### The problem
Locate the lines of the listing below that hold "true", then copy each of them.

■ ■ ■

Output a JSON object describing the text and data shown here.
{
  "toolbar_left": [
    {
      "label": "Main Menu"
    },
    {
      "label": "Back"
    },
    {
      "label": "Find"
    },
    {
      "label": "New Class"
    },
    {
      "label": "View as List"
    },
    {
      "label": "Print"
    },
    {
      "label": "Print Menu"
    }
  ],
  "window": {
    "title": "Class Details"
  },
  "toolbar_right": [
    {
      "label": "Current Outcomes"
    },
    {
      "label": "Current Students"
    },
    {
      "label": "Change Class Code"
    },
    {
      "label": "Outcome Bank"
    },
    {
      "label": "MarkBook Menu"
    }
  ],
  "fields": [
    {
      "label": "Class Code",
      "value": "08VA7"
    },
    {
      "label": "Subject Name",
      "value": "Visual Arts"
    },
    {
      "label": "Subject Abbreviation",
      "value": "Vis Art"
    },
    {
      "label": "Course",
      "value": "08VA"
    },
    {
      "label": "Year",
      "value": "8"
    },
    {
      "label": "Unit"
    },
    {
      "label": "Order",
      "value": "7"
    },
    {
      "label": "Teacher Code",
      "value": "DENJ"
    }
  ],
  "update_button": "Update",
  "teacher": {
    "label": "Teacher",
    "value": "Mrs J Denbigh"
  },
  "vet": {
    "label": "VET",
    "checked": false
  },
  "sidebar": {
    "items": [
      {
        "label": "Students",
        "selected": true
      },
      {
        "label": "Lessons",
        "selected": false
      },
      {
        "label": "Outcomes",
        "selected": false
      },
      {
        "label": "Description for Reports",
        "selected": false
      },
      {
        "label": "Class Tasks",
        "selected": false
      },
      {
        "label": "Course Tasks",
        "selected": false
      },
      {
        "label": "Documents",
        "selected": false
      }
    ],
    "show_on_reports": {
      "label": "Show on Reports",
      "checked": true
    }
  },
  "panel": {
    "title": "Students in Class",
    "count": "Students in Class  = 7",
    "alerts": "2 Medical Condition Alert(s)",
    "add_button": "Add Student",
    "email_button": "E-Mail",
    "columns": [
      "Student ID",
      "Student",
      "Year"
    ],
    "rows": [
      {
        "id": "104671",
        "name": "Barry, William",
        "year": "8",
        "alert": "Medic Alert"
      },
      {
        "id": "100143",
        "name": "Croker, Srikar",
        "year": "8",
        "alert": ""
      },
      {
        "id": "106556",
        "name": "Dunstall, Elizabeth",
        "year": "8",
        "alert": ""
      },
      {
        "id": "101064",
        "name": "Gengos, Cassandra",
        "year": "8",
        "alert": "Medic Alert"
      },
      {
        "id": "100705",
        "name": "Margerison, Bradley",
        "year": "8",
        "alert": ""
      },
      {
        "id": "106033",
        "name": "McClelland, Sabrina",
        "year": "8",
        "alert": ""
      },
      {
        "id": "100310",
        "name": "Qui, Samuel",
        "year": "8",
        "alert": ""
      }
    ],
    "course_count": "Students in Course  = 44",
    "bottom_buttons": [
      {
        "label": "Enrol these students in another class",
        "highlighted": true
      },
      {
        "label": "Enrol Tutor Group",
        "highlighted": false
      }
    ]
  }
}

■ ■ ■

### Complete answer
        "selected": true
      "checked": true
        "highlighted": true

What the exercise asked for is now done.